__RECORD SET__
________________________________________

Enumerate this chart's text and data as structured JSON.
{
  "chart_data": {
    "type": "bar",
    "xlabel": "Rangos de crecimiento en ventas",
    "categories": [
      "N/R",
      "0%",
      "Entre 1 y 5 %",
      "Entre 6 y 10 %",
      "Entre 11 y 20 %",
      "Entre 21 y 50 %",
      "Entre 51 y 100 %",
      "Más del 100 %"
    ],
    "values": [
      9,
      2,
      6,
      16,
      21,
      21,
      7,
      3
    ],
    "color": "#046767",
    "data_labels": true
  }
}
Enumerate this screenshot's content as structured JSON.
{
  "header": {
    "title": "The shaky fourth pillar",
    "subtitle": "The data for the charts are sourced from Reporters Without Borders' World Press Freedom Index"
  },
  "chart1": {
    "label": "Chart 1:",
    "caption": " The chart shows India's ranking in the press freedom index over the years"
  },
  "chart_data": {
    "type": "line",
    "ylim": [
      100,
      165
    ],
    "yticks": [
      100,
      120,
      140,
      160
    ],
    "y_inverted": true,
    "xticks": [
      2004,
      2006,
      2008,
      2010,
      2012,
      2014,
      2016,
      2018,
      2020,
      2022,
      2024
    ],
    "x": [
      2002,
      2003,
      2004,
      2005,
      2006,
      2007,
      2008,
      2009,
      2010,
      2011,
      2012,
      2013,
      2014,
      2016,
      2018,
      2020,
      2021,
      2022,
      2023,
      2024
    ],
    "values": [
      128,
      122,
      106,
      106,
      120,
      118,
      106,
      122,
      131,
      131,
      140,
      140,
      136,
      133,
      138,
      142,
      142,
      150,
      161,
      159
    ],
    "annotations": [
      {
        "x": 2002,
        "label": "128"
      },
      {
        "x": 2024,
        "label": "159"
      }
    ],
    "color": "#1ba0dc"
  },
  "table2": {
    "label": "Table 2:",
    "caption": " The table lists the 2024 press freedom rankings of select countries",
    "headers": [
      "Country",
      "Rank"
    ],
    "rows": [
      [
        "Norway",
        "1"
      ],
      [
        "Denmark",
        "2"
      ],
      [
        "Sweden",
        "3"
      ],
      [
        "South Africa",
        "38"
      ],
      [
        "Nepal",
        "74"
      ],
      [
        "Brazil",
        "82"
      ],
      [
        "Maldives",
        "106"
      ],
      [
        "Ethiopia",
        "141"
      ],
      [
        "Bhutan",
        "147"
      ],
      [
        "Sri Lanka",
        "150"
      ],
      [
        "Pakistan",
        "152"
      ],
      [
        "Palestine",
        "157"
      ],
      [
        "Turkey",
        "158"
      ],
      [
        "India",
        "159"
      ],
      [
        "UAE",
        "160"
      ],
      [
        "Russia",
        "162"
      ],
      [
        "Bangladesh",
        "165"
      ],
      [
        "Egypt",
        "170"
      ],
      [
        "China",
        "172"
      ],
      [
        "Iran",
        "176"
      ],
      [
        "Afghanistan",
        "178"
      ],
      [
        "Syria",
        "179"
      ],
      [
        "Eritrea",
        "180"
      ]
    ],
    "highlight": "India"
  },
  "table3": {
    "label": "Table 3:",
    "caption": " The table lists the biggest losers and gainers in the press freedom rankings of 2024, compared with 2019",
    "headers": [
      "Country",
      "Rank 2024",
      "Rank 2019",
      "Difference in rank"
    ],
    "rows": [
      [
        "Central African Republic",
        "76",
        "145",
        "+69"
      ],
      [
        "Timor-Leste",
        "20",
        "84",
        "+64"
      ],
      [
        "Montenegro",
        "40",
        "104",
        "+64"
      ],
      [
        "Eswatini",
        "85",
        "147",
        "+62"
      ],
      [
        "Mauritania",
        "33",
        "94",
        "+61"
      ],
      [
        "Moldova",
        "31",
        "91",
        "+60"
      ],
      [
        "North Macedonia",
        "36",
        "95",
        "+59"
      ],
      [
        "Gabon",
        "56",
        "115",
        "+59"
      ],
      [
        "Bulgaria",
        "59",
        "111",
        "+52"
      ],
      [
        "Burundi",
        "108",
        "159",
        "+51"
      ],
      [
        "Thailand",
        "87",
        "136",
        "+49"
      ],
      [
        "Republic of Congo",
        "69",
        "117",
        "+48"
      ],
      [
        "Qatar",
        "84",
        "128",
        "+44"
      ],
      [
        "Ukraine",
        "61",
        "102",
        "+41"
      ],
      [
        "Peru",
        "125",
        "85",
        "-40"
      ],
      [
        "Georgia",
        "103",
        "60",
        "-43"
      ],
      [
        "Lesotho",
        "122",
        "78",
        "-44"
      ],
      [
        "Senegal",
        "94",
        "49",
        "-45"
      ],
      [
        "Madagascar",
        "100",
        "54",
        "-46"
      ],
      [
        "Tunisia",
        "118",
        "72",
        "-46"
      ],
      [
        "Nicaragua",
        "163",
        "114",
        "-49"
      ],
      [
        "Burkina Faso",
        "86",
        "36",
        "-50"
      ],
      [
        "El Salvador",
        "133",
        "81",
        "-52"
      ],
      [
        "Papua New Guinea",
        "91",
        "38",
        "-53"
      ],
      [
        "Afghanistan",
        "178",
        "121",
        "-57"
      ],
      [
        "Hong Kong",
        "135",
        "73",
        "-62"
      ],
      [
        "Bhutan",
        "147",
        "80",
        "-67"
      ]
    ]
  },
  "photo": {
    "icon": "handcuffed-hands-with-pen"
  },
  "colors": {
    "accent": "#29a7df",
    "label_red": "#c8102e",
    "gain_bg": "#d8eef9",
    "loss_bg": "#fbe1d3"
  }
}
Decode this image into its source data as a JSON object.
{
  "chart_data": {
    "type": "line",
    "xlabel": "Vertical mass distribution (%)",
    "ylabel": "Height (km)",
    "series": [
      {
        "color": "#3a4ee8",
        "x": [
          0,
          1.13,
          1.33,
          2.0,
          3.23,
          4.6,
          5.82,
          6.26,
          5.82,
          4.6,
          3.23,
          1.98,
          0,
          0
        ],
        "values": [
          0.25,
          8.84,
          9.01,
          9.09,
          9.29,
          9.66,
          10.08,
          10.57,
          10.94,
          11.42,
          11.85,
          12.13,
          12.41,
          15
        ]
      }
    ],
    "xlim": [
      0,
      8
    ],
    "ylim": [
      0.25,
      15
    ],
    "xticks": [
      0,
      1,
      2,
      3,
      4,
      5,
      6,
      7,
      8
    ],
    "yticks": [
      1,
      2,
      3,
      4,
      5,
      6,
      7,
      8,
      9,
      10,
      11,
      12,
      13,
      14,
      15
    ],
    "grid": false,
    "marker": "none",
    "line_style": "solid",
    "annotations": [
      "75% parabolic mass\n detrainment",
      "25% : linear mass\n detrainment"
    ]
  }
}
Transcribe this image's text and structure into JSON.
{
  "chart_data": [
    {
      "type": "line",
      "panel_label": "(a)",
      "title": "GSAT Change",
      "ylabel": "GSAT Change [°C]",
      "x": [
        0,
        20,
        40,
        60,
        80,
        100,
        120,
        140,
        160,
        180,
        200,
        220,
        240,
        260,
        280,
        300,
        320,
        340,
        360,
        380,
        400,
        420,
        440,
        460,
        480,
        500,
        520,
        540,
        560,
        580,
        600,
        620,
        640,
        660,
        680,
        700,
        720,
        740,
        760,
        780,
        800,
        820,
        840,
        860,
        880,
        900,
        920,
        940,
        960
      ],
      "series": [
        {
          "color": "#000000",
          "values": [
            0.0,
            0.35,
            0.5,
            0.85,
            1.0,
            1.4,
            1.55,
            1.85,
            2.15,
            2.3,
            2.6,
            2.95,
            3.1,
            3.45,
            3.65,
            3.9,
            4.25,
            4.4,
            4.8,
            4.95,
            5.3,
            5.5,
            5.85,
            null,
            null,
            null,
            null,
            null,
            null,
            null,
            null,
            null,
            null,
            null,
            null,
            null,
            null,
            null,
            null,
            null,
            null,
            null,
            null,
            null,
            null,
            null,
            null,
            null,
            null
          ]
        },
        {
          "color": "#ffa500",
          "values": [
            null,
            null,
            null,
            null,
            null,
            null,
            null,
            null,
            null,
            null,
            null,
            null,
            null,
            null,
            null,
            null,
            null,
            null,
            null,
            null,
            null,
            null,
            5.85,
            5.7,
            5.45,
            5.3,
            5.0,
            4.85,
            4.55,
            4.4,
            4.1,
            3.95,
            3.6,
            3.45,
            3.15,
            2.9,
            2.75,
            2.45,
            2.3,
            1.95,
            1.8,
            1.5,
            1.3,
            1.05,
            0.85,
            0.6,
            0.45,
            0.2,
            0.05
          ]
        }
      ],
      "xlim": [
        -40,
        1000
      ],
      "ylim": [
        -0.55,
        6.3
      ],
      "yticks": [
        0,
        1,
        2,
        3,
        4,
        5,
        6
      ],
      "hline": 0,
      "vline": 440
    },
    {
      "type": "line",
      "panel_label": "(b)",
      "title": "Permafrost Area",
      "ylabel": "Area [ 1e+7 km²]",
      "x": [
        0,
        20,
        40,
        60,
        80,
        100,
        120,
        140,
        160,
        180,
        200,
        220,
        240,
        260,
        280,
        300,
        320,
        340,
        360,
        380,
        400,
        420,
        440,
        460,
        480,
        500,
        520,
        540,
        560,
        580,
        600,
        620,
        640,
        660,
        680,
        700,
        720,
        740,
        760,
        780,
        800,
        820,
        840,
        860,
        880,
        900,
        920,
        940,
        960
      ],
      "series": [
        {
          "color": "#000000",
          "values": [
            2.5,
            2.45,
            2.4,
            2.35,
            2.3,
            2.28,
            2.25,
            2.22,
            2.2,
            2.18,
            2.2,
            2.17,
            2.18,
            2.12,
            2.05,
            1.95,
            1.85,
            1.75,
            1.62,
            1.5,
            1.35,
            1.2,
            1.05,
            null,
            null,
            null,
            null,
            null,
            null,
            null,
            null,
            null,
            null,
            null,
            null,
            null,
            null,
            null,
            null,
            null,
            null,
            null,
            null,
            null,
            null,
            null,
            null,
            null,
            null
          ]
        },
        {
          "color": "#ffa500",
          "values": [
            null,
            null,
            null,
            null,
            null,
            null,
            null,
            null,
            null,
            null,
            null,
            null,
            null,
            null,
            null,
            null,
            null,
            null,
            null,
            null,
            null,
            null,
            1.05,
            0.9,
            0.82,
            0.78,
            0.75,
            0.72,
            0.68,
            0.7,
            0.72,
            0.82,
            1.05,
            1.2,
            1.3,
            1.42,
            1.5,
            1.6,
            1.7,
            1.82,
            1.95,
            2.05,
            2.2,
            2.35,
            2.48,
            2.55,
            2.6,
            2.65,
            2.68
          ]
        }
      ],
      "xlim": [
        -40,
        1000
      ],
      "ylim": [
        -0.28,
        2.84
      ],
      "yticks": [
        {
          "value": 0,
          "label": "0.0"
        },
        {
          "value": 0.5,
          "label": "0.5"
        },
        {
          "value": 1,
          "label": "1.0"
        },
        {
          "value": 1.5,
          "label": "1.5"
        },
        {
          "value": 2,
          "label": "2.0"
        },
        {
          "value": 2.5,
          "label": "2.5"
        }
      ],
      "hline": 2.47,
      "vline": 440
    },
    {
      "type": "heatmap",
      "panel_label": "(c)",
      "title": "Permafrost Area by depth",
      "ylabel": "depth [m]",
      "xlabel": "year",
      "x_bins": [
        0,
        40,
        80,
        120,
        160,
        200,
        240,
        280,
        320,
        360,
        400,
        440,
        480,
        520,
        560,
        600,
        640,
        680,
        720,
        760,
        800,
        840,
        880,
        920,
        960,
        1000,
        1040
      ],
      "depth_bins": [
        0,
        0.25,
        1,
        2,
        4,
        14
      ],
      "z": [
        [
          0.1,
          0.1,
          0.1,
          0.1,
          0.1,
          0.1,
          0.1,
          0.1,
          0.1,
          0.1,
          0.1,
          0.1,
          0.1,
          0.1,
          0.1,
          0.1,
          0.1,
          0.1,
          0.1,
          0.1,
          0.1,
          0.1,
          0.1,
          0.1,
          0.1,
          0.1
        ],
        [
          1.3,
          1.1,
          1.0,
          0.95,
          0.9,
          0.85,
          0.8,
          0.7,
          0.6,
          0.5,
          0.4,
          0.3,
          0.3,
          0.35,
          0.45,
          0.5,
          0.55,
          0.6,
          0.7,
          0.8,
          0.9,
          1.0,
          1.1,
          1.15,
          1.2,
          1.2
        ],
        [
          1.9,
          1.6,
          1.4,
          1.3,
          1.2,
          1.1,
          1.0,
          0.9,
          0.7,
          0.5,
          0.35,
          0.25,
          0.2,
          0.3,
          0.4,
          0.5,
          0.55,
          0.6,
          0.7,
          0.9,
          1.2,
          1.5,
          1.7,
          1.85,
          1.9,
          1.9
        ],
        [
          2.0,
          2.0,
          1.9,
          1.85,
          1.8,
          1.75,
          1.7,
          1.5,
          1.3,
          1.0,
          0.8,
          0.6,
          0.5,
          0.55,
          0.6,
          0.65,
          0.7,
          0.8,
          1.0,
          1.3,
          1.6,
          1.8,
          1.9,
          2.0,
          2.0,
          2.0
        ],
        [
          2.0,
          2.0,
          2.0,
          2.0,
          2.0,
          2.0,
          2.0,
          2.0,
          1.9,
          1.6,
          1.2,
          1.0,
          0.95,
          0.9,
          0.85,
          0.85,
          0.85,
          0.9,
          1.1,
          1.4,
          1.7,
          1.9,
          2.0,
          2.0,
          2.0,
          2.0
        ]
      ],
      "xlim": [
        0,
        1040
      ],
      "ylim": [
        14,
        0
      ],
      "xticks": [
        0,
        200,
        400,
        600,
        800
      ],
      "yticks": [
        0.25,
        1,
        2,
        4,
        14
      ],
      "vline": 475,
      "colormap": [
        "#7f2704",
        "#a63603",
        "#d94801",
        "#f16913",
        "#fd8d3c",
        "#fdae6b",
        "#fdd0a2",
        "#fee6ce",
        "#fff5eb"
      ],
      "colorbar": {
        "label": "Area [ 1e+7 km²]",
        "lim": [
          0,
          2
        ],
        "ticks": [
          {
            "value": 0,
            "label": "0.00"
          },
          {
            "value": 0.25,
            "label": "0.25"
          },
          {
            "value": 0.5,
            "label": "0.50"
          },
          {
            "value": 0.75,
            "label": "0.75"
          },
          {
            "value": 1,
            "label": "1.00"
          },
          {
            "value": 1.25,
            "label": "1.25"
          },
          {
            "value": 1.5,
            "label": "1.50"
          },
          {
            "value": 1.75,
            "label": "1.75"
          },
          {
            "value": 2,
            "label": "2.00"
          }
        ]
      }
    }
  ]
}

________________________________________

__AIM OF THE TASK__
Go through the material above and count the lines that contain "Change"; answer with the number alone.

__ANSWER BELOW__
2